__Task__. Search the records below for the word "cccccc". Pull out each line that has it.

__Exercise materials__.
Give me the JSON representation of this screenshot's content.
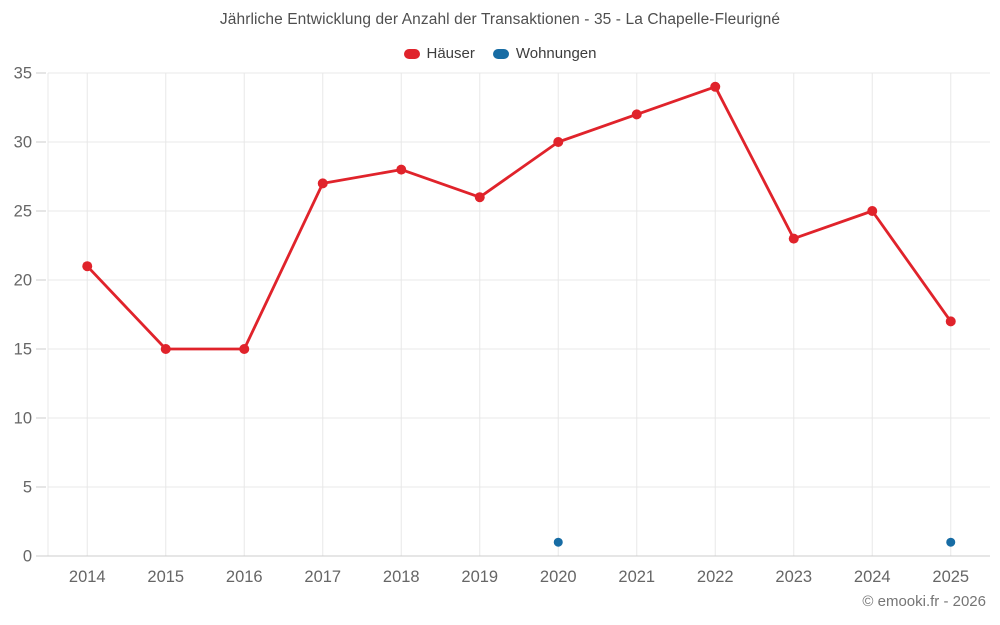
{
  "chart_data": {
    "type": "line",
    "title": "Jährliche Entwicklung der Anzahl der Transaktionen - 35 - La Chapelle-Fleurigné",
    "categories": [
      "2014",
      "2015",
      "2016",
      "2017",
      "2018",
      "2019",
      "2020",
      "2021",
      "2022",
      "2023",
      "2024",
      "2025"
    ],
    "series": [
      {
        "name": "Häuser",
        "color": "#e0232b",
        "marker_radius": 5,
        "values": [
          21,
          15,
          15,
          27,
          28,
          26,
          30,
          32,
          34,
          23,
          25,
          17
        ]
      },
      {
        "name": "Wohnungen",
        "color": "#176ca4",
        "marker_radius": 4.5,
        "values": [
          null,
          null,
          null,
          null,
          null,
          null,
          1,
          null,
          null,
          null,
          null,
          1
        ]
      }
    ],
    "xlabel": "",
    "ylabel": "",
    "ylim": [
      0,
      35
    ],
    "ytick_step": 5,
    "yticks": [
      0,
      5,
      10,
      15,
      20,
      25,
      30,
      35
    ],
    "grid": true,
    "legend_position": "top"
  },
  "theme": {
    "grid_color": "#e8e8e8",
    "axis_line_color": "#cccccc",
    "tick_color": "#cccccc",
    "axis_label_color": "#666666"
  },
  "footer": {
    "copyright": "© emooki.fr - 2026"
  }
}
...
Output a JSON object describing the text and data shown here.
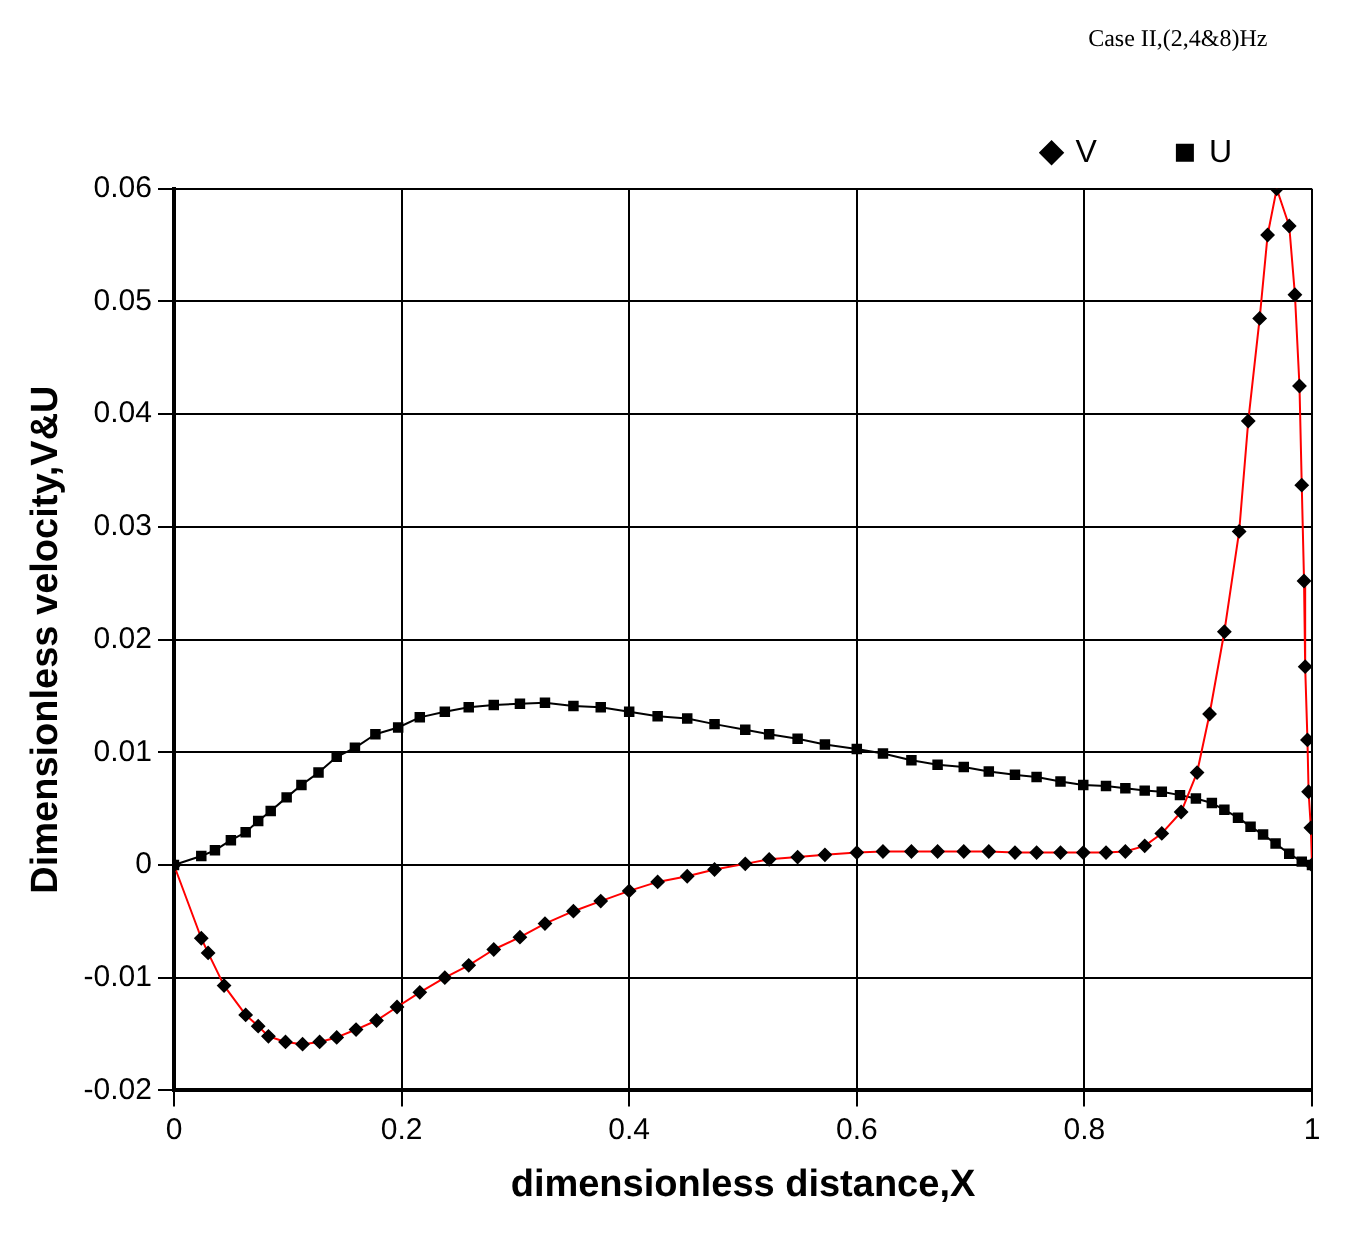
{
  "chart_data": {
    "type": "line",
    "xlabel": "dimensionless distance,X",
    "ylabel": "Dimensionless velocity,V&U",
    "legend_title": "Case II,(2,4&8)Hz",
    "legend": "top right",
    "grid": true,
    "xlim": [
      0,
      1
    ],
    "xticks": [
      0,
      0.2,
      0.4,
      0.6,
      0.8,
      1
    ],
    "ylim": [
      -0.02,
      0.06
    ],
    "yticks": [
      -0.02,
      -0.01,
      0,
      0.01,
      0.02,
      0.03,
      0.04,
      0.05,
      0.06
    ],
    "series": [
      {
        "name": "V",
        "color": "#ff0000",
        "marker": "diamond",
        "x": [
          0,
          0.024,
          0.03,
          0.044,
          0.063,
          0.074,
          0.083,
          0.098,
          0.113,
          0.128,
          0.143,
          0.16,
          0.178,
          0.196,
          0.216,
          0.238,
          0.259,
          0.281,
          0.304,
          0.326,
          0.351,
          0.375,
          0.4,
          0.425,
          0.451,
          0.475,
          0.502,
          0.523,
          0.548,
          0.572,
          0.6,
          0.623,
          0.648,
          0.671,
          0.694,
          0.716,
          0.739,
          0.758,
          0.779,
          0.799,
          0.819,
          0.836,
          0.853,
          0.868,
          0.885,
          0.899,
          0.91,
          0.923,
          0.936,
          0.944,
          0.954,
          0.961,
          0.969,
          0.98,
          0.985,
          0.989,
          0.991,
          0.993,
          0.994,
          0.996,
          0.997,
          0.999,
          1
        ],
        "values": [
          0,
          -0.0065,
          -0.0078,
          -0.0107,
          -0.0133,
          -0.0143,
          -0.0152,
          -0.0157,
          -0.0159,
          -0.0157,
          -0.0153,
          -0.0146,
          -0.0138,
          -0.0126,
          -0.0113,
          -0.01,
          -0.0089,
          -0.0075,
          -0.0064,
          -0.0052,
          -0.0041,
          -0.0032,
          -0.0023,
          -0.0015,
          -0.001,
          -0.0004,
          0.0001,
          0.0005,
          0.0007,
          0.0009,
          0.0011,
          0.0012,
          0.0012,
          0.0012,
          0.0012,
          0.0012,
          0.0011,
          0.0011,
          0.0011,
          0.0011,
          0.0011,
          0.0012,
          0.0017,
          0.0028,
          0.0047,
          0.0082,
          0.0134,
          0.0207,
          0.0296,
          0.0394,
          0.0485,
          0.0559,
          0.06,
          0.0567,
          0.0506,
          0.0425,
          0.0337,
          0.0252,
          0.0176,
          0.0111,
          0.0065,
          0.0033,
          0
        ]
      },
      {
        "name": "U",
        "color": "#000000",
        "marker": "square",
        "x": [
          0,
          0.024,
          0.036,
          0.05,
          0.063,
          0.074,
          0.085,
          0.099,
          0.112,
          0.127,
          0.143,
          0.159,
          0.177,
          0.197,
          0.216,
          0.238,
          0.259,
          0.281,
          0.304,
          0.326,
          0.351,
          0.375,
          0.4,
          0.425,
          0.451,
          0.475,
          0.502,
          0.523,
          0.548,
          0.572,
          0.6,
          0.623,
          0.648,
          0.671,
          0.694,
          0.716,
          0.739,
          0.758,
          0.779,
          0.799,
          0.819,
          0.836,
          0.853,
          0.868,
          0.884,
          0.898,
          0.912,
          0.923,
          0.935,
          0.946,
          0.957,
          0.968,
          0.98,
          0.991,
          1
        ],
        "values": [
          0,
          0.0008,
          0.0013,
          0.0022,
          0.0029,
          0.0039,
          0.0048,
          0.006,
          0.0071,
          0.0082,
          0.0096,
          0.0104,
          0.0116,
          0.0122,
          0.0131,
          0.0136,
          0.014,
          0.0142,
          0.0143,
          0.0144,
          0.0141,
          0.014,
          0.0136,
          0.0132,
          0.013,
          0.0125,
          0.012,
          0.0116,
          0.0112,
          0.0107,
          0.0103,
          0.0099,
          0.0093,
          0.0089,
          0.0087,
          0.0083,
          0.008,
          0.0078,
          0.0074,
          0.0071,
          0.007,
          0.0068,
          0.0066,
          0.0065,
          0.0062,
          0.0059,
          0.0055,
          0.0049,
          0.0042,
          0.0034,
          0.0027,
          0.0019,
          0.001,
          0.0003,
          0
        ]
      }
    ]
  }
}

__Full response__.
    "axis_line_color": "#cccccc",
    "tick_color": "#cccccc",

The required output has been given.